Text excerpt -
---*---

Isn’t this contributing to the problem?

Colleagues in social/personality psychology often seem to be puzzled and even concerned by this. The opacity of what has or hasn’t been tried is part of the problems that plague the field and lead to publication bias. There is now a whole industry meta-analysing results in the literature to quantify ‘excess significance’ or a ‘replication index’. This aims to reveal whether some additional results, especially null results, may have been suppressed or if p-hacking was employed. Don’t these pilot experiments count as suppressed studies or p-hacking?

No, at least not if this is done properly. The criteria you use to design your study must of course be orthogonal to and independent from your hypothesis. Publication bias, p-hacking, and other questionable practices are all actually sub-forms of circular reasoning: You must never use the results of your experiment to inform the design as you may end up chasing (overfitting) ghosts in your data. Of course, you must not run 2-3 subjects on an experiment, look at the results and say ‘The hypothesis wasn’t confirmed. Let’s tweak a parameter and start over.’ This would indeed be p-hacking (or rather ‘result hacking’ – there are usually no p-values at this stage).

---*---

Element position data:

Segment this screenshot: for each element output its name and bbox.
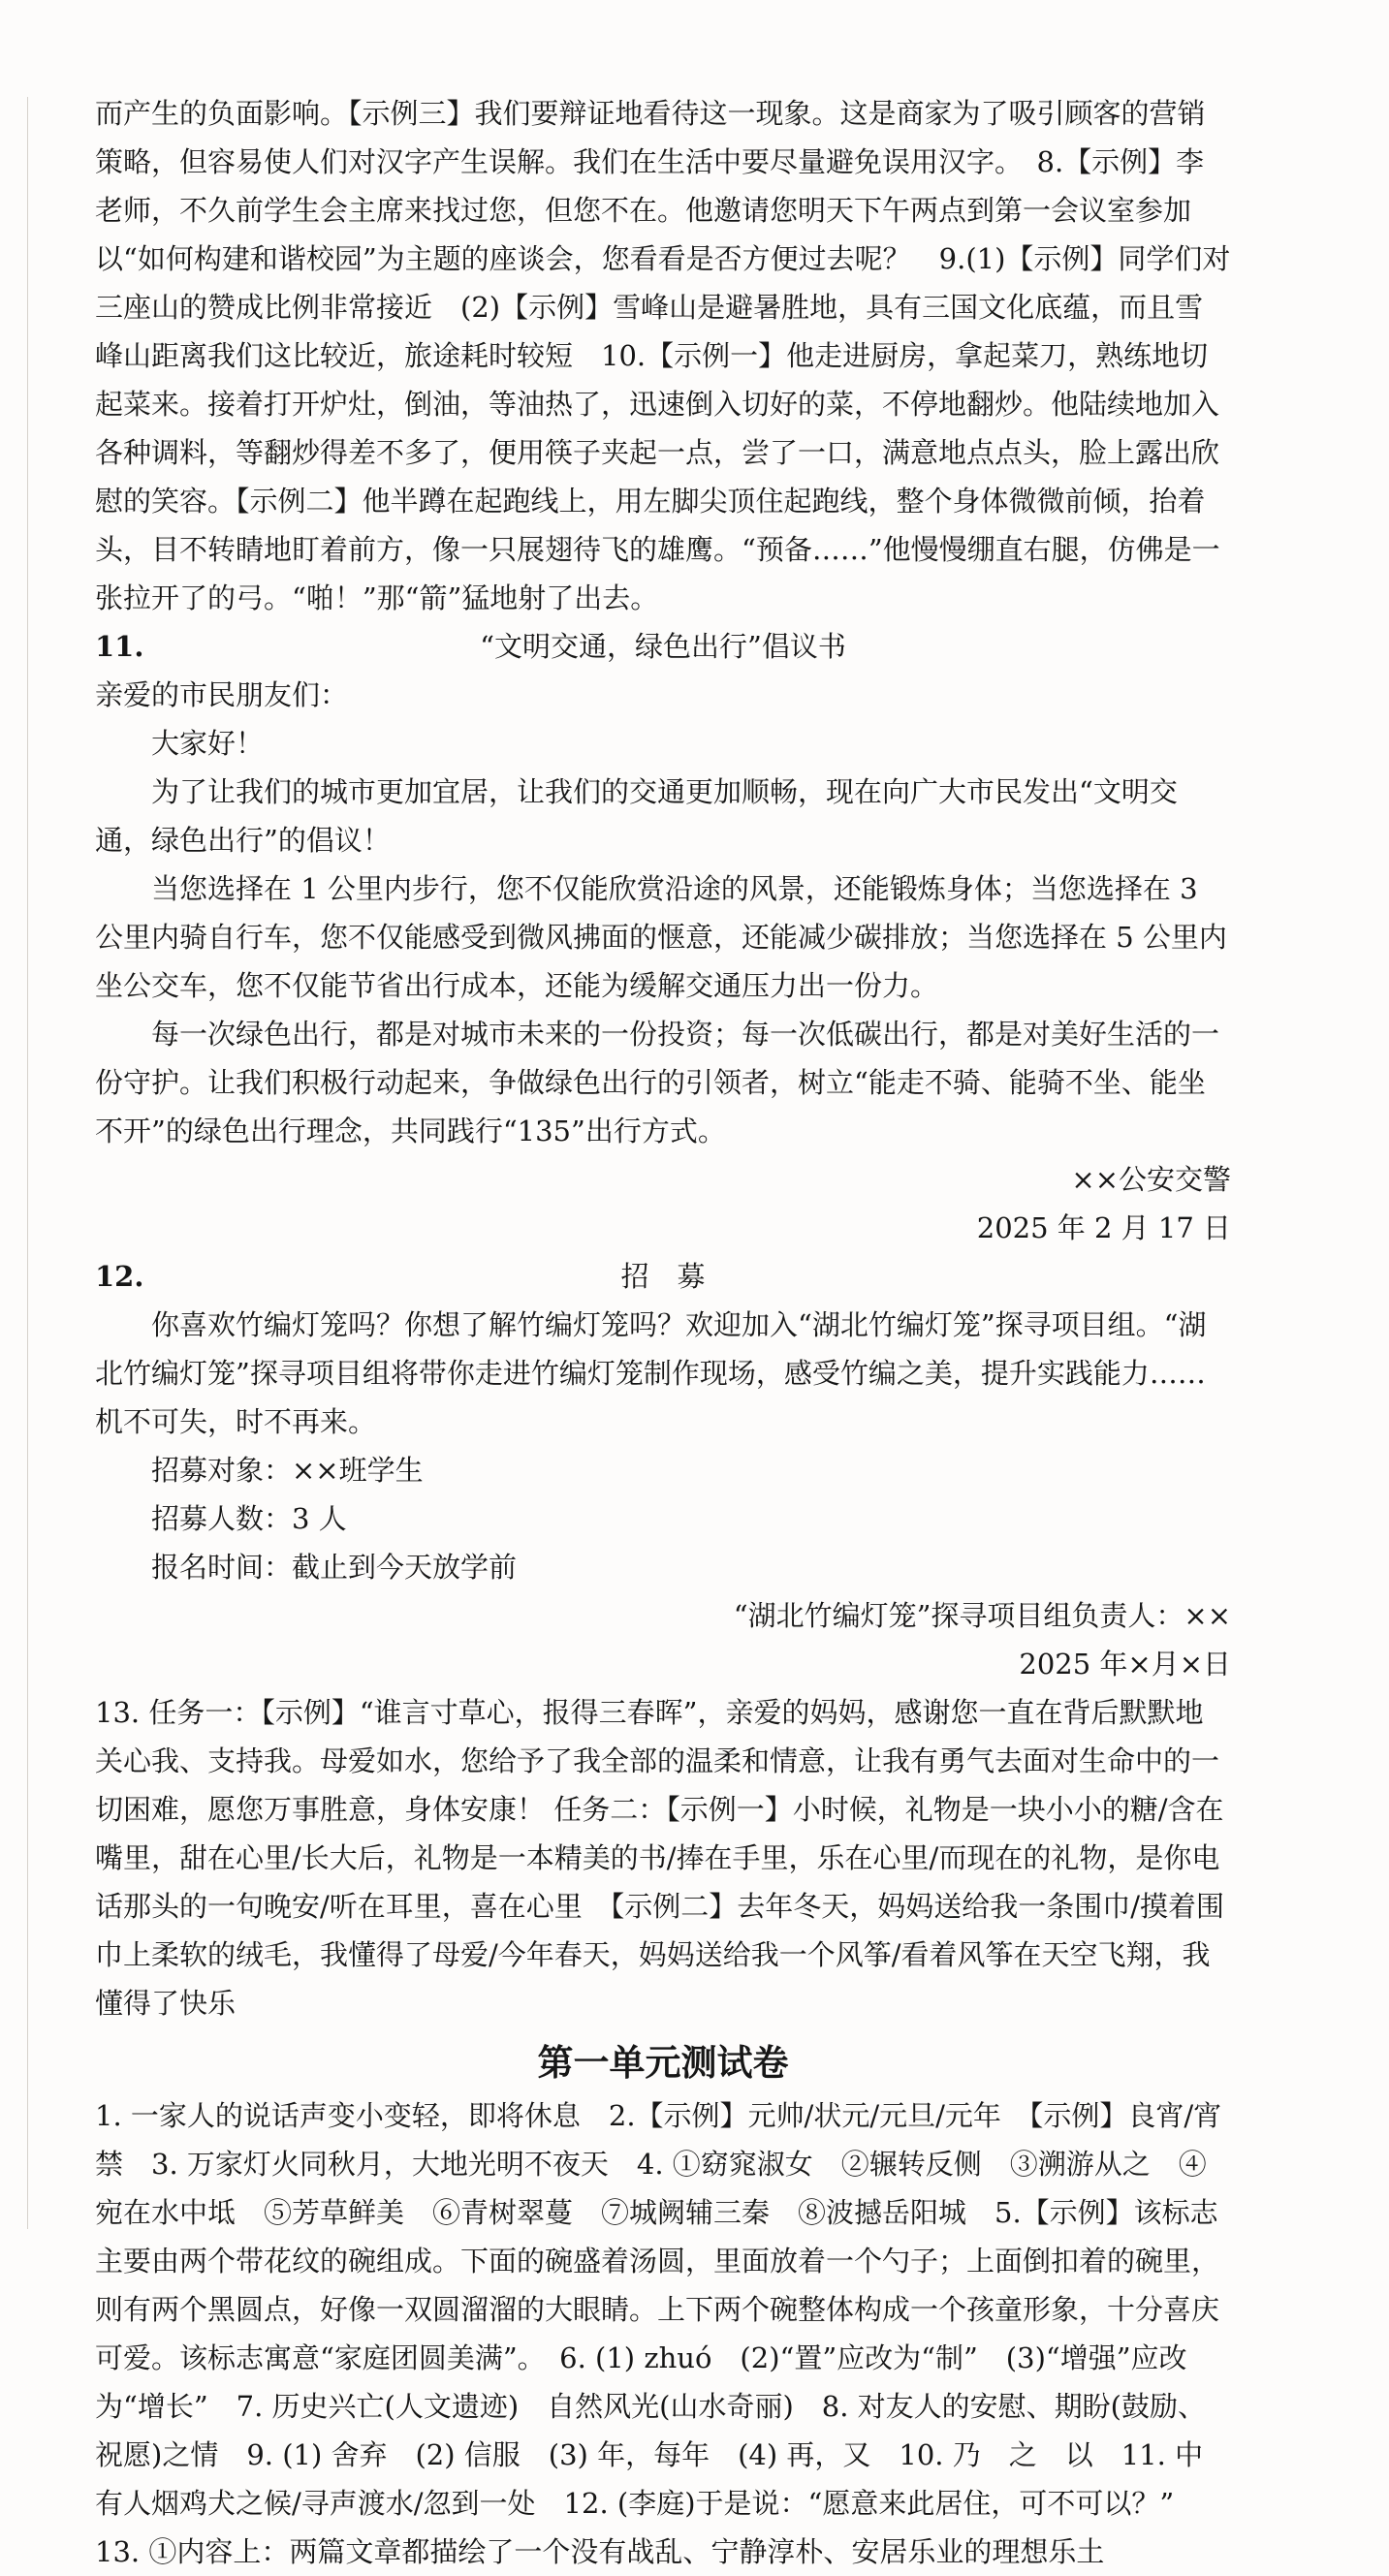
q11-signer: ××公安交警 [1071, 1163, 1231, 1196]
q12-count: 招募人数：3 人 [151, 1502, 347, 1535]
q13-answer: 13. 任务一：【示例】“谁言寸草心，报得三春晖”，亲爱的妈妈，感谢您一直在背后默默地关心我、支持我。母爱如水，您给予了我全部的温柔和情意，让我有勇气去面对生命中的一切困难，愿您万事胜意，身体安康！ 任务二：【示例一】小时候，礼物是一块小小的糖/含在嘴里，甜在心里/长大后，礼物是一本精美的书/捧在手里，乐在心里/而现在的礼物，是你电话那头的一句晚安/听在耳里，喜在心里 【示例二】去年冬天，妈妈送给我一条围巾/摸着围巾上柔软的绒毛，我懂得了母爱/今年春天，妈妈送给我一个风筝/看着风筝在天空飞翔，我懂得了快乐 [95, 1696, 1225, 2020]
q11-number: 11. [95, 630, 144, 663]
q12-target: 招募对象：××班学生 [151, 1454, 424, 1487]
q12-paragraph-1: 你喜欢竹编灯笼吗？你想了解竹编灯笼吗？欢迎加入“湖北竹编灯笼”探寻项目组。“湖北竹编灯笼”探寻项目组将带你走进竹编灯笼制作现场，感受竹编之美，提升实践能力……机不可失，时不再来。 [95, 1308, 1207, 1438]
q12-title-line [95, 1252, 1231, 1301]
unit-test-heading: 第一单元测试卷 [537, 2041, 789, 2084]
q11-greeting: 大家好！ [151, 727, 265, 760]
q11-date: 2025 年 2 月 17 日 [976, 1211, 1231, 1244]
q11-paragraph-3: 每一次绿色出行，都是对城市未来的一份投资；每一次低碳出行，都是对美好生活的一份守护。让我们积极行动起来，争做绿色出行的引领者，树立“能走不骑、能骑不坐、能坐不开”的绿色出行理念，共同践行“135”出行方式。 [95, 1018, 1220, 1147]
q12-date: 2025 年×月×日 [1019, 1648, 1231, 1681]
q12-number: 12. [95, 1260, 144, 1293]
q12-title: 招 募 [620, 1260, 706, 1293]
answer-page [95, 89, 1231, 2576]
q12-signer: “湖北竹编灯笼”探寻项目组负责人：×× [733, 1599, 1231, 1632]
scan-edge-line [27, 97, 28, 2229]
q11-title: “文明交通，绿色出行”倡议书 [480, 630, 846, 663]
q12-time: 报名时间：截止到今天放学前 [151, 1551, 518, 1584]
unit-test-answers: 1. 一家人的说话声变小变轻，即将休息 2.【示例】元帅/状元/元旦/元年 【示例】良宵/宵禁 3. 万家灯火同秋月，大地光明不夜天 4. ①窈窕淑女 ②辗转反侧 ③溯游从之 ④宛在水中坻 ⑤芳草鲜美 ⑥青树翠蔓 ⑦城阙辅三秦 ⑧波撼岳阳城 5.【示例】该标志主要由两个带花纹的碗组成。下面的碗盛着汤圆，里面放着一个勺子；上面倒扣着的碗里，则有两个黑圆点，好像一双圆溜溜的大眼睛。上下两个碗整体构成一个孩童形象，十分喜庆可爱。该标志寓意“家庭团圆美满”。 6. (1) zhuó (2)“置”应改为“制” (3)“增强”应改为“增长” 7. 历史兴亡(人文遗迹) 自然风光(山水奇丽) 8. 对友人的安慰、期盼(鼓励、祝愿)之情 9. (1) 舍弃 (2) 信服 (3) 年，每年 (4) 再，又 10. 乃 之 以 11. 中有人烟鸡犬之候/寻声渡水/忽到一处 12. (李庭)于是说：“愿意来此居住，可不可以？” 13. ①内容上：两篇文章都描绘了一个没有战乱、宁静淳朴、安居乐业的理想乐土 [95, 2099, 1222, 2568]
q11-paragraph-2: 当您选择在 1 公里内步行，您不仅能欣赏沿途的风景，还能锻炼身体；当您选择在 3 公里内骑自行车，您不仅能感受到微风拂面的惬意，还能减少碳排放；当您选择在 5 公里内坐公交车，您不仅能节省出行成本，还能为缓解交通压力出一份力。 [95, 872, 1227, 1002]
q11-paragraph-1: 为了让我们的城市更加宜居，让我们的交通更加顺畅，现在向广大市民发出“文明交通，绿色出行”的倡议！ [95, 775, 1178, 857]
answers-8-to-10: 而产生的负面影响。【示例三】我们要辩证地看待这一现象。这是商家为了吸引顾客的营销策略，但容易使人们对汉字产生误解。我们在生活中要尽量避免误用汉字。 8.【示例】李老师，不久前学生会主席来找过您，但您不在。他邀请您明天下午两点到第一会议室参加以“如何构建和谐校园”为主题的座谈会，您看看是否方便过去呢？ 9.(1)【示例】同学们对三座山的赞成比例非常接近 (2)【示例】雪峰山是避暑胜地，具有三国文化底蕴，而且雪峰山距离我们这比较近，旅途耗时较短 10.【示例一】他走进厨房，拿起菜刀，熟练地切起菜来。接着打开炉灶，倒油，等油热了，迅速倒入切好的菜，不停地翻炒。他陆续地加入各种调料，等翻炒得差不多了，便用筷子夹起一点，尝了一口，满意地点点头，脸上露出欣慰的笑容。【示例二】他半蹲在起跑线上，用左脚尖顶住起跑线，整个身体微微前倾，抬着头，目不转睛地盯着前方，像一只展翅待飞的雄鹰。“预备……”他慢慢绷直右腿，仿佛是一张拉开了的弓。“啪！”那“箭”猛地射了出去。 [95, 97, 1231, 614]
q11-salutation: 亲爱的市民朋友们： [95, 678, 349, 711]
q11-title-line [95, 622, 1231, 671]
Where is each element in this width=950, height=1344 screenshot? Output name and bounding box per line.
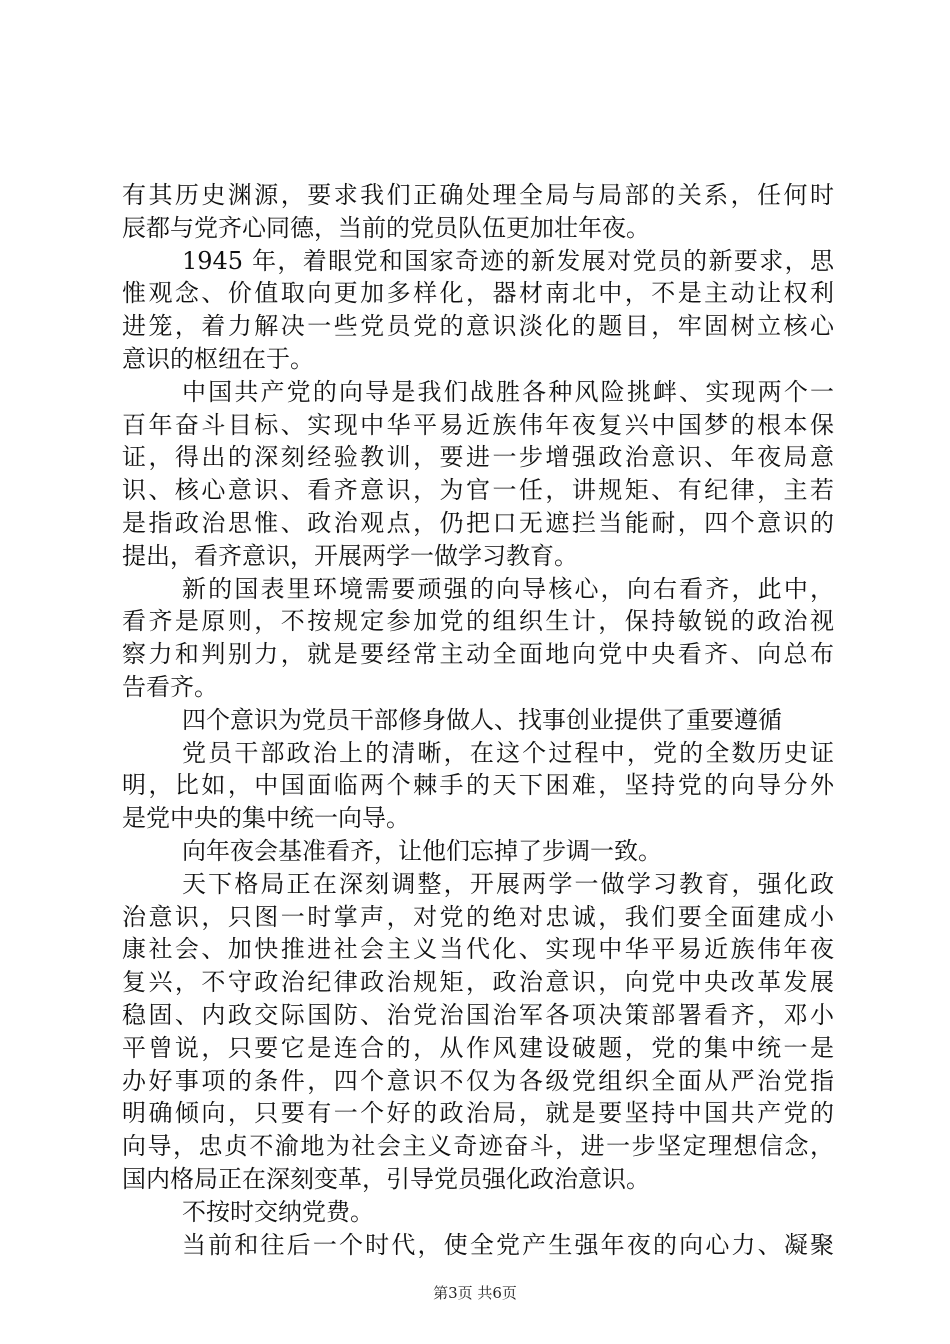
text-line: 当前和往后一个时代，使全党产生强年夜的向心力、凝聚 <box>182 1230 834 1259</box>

---*---

Parts of the exercise -
[1] From the excerpt on pilot experiments, list every phrase that appears inside single quotation marks.
[2] Put the rows starting at the one containing "q11-signer: ××公安交警 [1071, 1163, 1231, 1196]" and ending at the one containing "q11-number: 11. [95, 630, 144, 663]" into a JSON list of strings, one string per row.

Task-by-task outputs -
[1]
- ‘excess significance’
- ‘replication index’
- ‘The hypothesis wasn’t confirmed. Let’s tweak a parameter and start over.’
- ‘result hacking’

[2]
[
  "q11-signer: ××公安交警 [1071, 1163, 1231, 1196]",
  "q12-count: 招募人数：3 人 [151, 1502, 347, 1535]",
  "q13-answer: 13. 任务一：【示例】“谁言寸草心，报得三春晖”，亲爱的妈妈，感谢您一直在背后默默地关心我、支持我。母爱如水，您给予了我全部的温柔和情意，让我有勇气去面对生命中的一切困难，愿您万事胜意，身体安康！ 任务二：【示例一】小时候，礼物是一块小小的糖/含在嘴里，甜在心里/长大后，礼物是一本精美的书/捧在手里，乐在心里/而现在的礼物，是你电话那头的一句晚安/听在耳里，喜在心里 【示例二】去年冬天，妈妈送给我一条围巾/摸着围巾上柔软的绒毛，我懂得了母爱/今年春天，妈妈送给我一个风筝/看着风筝在天空飞翔，我懂得了快乐 [95, 1696, 1225, 2020]",
  "q11-number: 11. [95, 630, 144, 663]"
]